Dataset rows »
──────────

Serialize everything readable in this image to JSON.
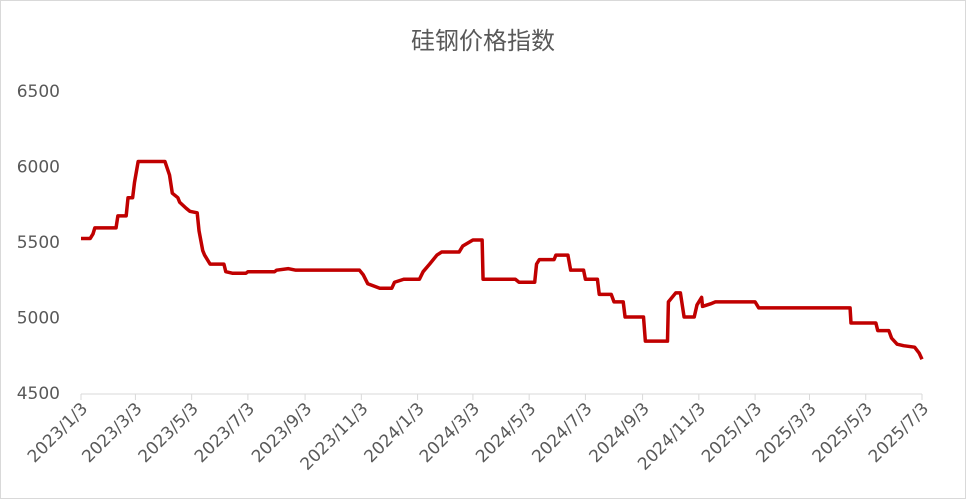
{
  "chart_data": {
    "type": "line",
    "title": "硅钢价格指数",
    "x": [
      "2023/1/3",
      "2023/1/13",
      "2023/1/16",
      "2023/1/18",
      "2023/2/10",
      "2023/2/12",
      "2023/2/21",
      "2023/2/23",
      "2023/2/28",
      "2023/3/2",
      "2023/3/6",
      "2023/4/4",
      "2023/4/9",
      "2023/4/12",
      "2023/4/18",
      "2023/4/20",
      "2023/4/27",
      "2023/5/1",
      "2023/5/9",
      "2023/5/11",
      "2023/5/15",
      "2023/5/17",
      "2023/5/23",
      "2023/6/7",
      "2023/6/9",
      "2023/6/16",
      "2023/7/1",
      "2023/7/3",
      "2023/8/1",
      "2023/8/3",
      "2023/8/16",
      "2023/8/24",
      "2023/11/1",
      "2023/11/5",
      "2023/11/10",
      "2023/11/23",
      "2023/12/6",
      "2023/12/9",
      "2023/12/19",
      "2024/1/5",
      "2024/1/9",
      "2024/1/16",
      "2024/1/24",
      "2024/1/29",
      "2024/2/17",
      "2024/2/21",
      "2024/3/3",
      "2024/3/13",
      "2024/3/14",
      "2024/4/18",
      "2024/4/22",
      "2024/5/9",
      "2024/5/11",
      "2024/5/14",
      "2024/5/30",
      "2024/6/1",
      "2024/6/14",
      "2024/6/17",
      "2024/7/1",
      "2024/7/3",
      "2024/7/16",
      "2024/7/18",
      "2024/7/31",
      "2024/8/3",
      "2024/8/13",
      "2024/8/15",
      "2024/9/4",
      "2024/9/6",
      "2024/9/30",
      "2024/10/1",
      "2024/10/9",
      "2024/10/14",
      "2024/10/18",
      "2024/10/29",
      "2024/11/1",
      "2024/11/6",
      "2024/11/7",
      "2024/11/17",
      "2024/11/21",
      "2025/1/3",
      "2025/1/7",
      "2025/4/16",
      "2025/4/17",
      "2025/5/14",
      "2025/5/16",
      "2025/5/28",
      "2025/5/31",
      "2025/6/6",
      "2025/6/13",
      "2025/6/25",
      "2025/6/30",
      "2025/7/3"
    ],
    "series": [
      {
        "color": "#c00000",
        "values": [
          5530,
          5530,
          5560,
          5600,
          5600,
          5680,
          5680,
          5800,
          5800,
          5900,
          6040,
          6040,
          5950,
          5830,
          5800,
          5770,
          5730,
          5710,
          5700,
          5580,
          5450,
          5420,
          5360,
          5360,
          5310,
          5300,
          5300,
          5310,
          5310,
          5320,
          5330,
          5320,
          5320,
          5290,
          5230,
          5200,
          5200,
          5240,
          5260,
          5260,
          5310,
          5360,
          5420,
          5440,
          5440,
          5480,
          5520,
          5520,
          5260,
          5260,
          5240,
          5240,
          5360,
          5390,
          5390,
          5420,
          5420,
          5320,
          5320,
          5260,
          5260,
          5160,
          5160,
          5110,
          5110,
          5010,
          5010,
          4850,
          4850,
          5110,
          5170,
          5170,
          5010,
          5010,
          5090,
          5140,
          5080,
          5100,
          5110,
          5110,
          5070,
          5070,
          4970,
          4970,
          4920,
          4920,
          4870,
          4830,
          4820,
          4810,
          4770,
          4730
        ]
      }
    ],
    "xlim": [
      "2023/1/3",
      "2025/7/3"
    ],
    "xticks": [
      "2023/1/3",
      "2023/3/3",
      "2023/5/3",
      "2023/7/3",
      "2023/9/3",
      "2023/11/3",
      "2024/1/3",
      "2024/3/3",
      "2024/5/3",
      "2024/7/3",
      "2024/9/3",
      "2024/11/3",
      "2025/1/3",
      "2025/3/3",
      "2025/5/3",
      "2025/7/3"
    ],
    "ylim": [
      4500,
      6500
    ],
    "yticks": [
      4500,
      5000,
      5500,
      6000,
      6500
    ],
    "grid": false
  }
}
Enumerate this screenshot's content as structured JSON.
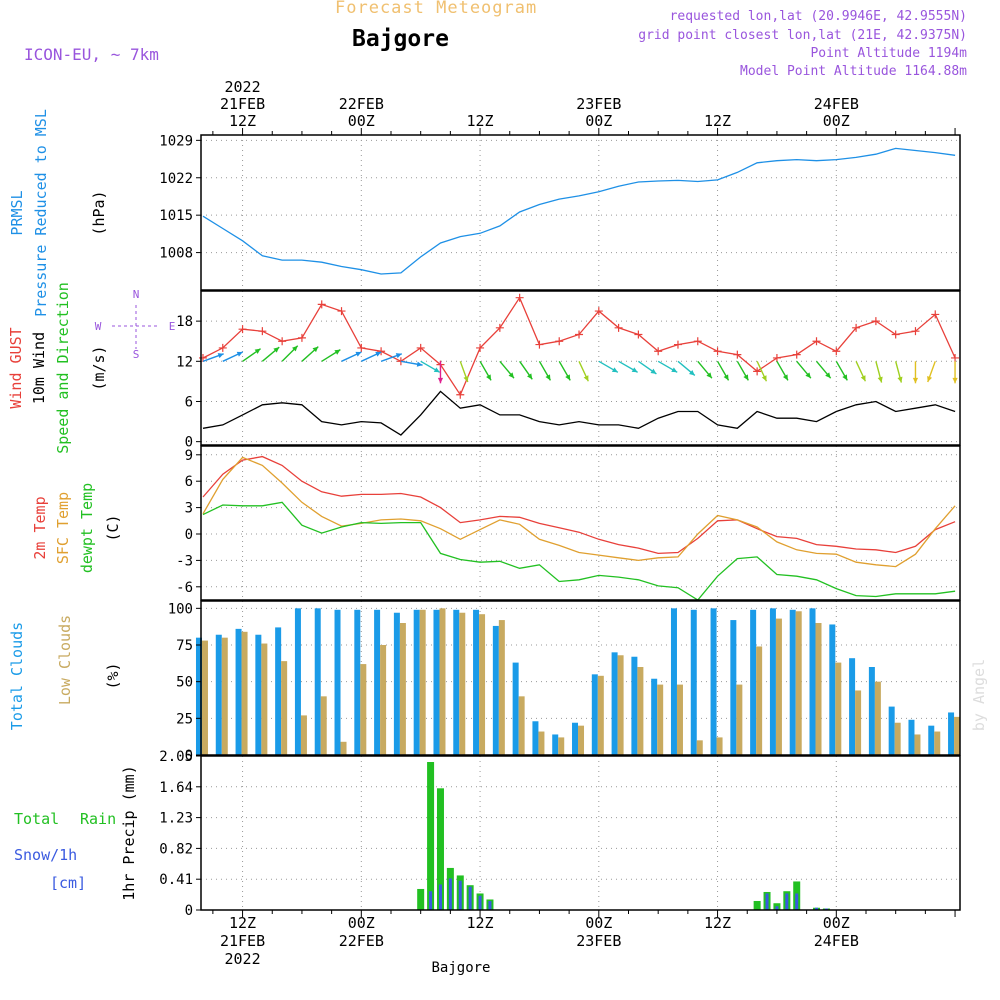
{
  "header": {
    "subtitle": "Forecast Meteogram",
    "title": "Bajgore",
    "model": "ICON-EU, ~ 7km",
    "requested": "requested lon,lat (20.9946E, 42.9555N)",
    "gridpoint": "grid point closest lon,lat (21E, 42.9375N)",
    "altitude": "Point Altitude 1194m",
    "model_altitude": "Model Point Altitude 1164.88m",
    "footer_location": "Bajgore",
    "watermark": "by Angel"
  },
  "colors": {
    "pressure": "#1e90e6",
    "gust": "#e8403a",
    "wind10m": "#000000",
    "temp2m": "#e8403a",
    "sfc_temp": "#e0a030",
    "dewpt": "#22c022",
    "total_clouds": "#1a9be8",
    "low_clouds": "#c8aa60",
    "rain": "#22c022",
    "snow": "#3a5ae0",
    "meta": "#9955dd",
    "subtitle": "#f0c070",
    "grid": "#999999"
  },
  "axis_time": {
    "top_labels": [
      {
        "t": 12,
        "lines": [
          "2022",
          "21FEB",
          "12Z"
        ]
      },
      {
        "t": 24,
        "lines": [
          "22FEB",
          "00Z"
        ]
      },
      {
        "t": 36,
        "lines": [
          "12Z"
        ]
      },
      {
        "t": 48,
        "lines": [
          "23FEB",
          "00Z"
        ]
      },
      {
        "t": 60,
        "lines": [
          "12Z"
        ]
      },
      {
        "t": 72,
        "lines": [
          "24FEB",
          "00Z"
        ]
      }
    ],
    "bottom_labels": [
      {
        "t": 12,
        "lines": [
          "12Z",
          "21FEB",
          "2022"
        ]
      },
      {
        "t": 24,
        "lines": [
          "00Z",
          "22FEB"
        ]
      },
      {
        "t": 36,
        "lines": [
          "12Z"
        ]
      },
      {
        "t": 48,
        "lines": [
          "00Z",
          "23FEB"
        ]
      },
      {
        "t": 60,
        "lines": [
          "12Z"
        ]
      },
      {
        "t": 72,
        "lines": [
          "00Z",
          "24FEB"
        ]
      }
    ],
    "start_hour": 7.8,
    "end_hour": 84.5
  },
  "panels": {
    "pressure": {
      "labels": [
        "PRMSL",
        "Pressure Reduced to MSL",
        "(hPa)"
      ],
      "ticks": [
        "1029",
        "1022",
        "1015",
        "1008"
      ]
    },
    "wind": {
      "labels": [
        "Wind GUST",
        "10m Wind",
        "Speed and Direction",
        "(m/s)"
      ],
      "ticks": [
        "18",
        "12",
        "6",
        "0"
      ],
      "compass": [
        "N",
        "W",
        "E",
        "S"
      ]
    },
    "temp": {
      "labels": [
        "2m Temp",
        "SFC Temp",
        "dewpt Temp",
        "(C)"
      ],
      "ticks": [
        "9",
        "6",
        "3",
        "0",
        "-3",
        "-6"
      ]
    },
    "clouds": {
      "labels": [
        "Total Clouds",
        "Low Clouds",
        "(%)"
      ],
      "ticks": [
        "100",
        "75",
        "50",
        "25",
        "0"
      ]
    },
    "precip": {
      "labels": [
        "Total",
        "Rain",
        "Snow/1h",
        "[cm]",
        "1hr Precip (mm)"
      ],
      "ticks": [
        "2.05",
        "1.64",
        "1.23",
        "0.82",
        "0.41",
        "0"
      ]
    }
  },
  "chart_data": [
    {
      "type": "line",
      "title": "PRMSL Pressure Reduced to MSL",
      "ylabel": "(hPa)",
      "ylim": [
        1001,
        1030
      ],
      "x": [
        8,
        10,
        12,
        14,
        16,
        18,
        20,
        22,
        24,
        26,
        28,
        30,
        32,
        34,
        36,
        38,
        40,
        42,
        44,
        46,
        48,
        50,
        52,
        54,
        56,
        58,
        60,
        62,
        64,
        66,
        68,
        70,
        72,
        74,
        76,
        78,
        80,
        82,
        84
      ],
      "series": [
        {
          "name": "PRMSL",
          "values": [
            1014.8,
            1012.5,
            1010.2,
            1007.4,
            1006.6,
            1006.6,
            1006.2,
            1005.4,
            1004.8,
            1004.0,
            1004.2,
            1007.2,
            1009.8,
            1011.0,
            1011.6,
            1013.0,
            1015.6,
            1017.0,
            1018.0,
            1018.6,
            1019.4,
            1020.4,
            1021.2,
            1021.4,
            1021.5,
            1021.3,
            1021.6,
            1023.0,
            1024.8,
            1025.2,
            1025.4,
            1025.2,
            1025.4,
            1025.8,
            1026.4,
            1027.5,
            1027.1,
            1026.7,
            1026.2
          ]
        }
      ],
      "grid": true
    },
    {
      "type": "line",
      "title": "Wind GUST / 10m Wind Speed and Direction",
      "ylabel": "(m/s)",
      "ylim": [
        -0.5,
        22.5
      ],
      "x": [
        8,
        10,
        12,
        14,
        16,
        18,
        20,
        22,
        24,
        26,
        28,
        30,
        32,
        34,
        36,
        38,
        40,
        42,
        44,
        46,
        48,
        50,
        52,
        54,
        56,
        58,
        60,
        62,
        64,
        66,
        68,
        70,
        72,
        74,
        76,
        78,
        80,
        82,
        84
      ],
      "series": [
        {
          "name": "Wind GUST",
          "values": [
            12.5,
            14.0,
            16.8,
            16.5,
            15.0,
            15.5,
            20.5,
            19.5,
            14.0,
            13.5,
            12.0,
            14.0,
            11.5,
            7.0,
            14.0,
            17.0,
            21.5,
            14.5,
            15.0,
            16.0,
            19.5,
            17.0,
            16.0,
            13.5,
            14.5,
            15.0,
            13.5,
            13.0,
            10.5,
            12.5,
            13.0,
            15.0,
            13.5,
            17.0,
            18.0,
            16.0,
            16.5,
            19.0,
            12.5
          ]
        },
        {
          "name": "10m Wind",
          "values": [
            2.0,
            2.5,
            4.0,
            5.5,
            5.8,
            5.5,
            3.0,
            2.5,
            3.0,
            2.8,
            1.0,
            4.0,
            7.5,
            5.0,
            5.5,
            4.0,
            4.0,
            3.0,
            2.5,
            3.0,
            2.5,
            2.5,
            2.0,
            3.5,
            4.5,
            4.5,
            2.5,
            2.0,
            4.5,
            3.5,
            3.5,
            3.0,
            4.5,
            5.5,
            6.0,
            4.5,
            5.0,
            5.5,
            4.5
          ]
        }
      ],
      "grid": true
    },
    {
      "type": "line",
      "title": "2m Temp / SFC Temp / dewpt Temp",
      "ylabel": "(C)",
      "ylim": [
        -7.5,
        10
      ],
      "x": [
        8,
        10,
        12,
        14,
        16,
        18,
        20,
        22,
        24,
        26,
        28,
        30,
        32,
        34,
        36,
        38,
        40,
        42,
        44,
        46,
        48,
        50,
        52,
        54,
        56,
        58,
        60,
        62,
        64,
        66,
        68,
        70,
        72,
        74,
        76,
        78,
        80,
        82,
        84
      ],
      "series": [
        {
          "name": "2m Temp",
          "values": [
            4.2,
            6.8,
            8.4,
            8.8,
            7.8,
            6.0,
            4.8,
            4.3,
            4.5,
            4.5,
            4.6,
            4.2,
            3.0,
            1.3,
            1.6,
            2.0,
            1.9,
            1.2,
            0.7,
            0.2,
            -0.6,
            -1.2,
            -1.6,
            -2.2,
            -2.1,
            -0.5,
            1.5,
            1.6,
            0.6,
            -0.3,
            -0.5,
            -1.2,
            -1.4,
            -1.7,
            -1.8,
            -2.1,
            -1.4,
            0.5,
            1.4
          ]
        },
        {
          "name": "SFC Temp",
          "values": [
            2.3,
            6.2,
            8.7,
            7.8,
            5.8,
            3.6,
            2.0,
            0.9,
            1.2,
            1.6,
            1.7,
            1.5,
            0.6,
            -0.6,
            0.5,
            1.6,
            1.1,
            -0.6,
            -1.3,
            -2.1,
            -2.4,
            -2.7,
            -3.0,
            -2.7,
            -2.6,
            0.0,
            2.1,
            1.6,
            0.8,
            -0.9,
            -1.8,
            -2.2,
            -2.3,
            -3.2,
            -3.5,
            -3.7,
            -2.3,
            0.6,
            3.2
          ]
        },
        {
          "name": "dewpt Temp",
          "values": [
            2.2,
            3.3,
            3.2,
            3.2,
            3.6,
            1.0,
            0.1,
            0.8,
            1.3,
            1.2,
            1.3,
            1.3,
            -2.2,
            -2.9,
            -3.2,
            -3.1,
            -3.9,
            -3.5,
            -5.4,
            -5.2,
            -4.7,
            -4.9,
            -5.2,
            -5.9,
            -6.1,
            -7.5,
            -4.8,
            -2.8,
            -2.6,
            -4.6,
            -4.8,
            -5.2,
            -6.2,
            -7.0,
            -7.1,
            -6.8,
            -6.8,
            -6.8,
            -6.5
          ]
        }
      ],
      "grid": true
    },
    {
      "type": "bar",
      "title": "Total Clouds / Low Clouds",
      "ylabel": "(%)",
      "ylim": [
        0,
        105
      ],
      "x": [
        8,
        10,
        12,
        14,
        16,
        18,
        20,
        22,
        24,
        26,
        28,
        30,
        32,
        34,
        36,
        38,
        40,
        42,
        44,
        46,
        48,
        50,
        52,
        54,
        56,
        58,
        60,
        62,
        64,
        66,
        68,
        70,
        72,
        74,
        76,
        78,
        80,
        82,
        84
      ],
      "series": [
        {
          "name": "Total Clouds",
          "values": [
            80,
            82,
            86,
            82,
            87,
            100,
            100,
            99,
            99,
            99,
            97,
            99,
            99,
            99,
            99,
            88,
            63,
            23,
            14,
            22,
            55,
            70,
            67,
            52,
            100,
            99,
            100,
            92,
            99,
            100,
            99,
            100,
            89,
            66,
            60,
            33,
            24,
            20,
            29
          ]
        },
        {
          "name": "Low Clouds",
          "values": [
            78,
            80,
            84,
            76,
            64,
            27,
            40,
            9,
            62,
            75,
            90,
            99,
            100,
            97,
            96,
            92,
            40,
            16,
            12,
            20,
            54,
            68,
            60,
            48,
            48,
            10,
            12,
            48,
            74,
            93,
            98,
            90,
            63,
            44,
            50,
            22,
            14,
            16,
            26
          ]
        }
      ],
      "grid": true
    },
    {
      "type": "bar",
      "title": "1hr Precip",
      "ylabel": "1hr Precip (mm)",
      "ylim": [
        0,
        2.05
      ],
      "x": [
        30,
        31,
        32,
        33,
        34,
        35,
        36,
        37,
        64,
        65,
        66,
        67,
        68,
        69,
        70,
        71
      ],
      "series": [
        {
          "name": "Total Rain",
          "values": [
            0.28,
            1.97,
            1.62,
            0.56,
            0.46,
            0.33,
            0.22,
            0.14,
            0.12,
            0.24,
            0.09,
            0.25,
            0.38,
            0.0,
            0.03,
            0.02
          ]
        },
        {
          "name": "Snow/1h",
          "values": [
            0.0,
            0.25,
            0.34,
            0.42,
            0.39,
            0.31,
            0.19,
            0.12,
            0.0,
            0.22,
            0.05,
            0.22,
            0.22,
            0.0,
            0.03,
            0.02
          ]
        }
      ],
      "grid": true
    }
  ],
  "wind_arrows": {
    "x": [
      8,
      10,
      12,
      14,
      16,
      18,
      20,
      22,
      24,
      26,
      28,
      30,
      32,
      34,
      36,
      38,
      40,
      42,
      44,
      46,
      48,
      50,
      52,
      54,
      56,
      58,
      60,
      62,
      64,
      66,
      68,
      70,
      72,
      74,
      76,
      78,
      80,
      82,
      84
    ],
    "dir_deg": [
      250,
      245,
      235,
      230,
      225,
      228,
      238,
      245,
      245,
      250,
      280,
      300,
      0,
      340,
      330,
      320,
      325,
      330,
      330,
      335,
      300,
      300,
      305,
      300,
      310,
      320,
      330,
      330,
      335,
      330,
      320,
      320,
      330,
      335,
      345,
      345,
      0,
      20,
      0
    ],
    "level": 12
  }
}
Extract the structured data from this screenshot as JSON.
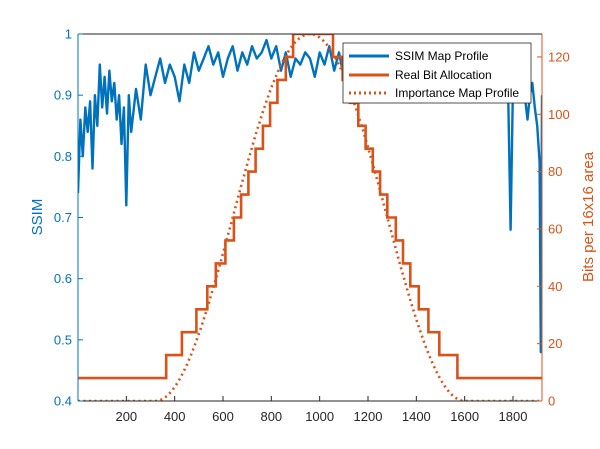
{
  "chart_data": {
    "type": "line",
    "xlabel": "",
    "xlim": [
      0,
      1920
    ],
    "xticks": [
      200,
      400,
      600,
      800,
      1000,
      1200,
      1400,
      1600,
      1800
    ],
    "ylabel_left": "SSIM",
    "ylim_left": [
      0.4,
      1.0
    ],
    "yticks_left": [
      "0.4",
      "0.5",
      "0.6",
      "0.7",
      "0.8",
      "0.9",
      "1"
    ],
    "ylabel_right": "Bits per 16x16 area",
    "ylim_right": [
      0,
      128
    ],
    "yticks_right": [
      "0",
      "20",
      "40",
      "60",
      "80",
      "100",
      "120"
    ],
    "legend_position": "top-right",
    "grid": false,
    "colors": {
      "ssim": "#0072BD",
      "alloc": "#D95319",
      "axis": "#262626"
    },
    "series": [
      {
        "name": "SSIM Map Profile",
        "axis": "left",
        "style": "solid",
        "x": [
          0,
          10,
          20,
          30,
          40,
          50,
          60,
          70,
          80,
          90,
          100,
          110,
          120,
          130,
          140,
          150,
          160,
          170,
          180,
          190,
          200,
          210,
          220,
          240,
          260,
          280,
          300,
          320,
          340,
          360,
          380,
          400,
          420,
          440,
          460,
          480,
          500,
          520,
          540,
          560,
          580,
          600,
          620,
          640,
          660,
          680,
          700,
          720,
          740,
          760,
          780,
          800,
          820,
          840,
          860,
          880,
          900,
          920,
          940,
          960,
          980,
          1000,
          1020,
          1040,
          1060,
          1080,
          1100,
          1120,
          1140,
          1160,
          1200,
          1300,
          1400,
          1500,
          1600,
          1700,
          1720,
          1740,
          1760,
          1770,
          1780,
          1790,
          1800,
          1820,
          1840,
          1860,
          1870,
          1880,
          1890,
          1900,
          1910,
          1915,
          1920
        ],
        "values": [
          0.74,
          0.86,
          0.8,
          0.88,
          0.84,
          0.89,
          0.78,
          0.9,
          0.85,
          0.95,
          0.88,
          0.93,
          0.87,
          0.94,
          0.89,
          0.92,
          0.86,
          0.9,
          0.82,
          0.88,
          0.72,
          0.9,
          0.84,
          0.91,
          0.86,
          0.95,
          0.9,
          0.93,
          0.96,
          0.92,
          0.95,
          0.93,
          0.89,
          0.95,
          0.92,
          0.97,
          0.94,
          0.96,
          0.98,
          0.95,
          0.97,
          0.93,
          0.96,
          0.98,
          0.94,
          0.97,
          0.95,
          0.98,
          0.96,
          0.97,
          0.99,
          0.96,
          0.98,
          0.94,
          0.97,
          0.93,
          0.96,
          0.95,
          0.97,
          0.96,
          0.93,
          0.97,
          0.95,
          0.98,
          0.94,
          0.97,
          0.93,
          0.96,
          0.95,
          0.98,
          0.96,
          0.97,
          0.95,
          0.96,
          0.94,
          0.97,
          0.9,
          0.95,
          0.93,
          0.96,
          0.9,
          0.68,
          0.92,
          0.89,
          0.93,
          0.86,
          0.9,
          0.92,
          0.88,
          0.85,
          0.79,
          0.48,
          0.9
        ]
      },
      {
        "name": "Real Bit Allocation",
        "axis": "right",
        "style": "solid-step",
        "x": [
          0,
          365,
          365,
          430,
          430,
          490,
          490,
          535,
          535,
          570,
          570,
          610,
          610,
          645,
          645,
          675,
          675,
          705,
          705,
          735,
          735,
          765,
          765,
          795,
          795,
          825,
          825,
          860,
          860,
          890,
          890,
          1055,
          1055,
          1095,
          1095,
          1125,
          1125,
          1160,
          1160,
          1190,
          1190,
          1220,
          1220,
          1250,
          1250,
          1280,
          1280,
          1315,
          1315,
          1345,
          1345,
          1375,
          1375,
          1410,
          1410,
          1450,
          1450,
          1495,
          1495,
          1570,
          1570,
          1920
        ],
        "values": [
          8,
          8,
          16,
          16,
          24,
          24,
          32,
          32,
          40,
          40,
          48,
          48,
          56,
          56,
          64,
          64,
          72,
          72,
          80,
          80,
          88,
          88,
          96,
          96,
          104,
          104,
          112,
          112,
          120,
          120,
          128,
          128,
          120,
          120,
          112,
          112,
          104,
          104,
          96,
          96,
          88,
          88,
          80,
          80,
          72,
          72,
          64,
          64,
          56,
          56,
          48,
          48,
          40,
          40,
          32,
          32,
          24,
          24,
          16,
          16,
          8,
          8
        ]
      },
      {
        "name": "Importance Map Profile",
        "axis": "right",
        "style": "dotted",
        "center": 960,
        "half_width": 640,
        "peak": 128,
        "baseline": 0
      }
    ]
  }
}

──────────

Written exercise » Return all lines containing the word "Bajgore".

Task response »
    "title": "Bajgore",
    "footer_location": "Bajgore",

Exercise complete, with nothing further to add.